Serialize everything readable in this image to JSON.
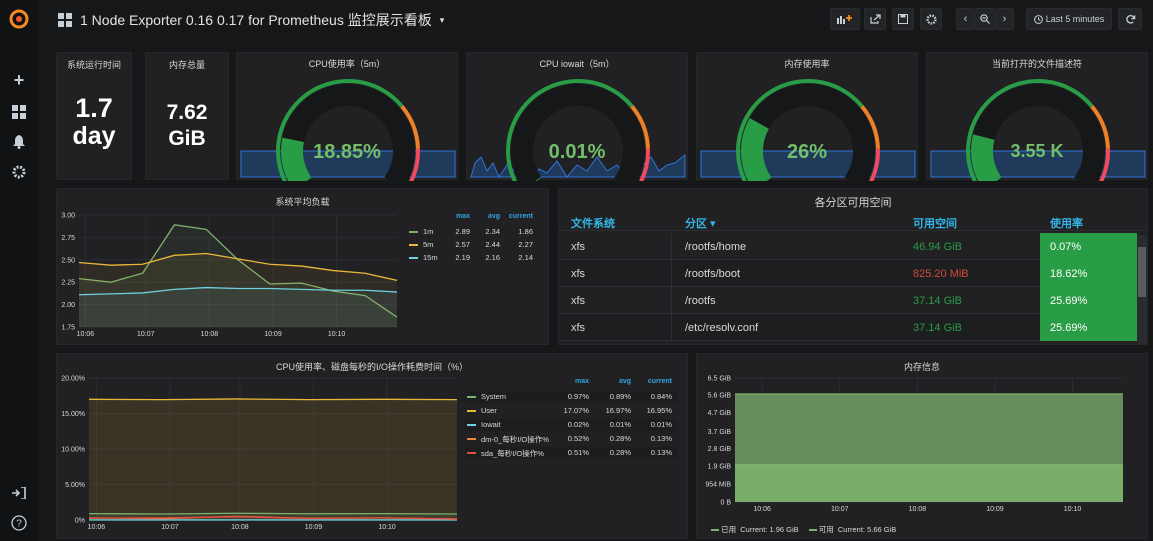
{
  "topbar": {
    "title": "1 Node Exporter 0.16 0.17 for Prometheus 监控展示看板",
    "time_range": "Last 5 minutes"
  },
  "sidebar": {
    "icons": [
      "grafana-logo-icon",
      "plus-icon",
      "dashboards-icon",
      "bell-icon",
      "gear-icon",
      "signin-icon",
      "help-icon"
    ]
  },
  "stats": {
    "uptime": {
      "title": "系统运行时间",
      "value": "1.7",
      "unit": "day"
    },
    "mem_total": {
      "title": "内存总量",
      "value": "7.62",
      "unit": "GiB"
    }
  },
  "gauges": [
    {
      "title": "CPU使用率（5m）",
      "value": "18.85%",
      "fraction": 0.1885
    },
    {
      "title": "CPU iowait（5m）",
      "value": "0.01%",
      "fraction": 0.0001
    },
    {
      "title": "内存使用率",
      "value": "26%",
      "fraction": 0.26
    },
    {
      "title": "当前打开的文件描述符",
      "value": "3.55 K",
      "fraction": 0.2
    }
  ],
  "load": {
    "title": "系统平均负载",
    "legend_headers": [
      "max",
      "avg",
      "current"
    ],
    "series": [
      {
        "name": "1m",
        "color": "#7eb26d",
        "max": "2.89",
        "avg": "2.34",
        "current": "1.86"
      },
      {
        "name": "5m",
        "color": "#eab839",
        "max": "2.57",
        "avg": "2.44",
        "current": "2.27"
      },
      {
        "name": "15m",
        "color": "#6ed0e0",
        "max": "2.19",
        "avg": "2.16",
        "current": "2.14"
      }
    ],
    "y_ticks": [
      "3.00",
      "2.75",
      "2.50",
      "2.25",
      "2.00",
      "1.75"
    ],
    "x_ticks": [
      "10:06",
      "10:07",
      "10:08",
      "10:09",
      "10:10"
    ]
  },
  "partitions": {
    "title": "各分区可用空间",
    "headers": [
      "文件系统",
      "分区 ▾",
      "可用空间",
      "使用率"
    ],
    "rows": [
      {
        "fs": "xfs",
        "mount": "/rootfs/home",
        "free": "46.94 GiB",
        "free_color": "#299c46",
        "usage": "0.07%"
      },
      {
        "fs": "xfs",
        "mount": "/rootfs/boot",
        "free": "825.20 MiB",
        "free_color": "#d44a3a",
        "usage": "18.62%"
      },
      {
        "fs": "xfs",
        "mount": "/rootfs",
        "free": "37.14 GiB",
        "free_color": "#299c46",
        "usage": "25.69%"
      },
      {
        "fs": "xfs",
        "mount": "/etc/resolv.conf",
        "free": "37.14 GiB",
        "free_color": "#299c46",
        "usage": "25.69%"
      }
    ]
  },
  "cpu_disk": {
    "title": "CPU使用率、磁盘每秒的I/O操作耗费时间（%）",
    "legend_headers": [
      "max",
      "avg",
      "current"
    ],
    "series": [
      {
        "name": "System",
        "color": "#7eb26d",
        "max": "0.97%",
        "avg": "0.89%",
        "current": "0.84%"
      },
      {
        "name": "User",
        "color": "#eab839",
        "max": "17.07%",
        "avg": "16.97%",
        "current": "16.95%"
      },
      {
        "name": "Iowait",
        "color": "#6ed0e0",
        "max": "0.02%",
        "avg": "0.01%",
        "current": "0.01%"
      },
      {
        "name": "dm-0_每秒I/O操作%",
        "color": "#ef843c",
        "max": "0.52%",
        "avg": "0.28%",
        "current": "0.13%"
      },
      {
        "name": "sda_每秒I/O操作%",
        "color": "#e24d42",
        "max": "0.51%",
        "avg": "0.28%",
        "current": "0.13%"
      }
    ],
    "y_ticks": [
      "20.00%",
      "15.00%",
      "10.00%",
      "5.00%",
      "0%"
    ],
    "x_ticks": [
      "10:06",
      "10:07",
      "10:08",
      "10:09",
      "10:10"
    ]
  },
  "memory": {
    "title": "内存信息",
    "y_ticks": [
      "6.5 GiB",
      "5.6 GiB",
      "4.7 GiB",
      "3.7 GiB",
      "2.8 GiB",
      "1.9 GiB",
      "954 MiB",
      "0 B"
    ],
    "x_ticks": [
      "10:06",
      "10:07",
      "10:08",
      "10:09",
      "10:10"
    ],
    "legend": [
      {
        "name": "已用",
        "color": "#7eb26d",
        "text": "Current: 1.96 GiB"
      },
      {
        "name": "可用",
        "color": "#7eb26d",
        "text": "Current: 5.66 GiB"
      }
    ]
  },
  "colors": {
    "green": "#299c46",
    "orange": "#ed8128",
    "red": "#f2495c",
    "blue_header": "#33b5e5"
  }
}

**Brief**
Pick each line holding the word "usage" out of the data and copy it.

**The result**
        "usage": "0.07%"
        "usage": "18.62%"
        "usage": "25.69%"
        "usage": "25.69%"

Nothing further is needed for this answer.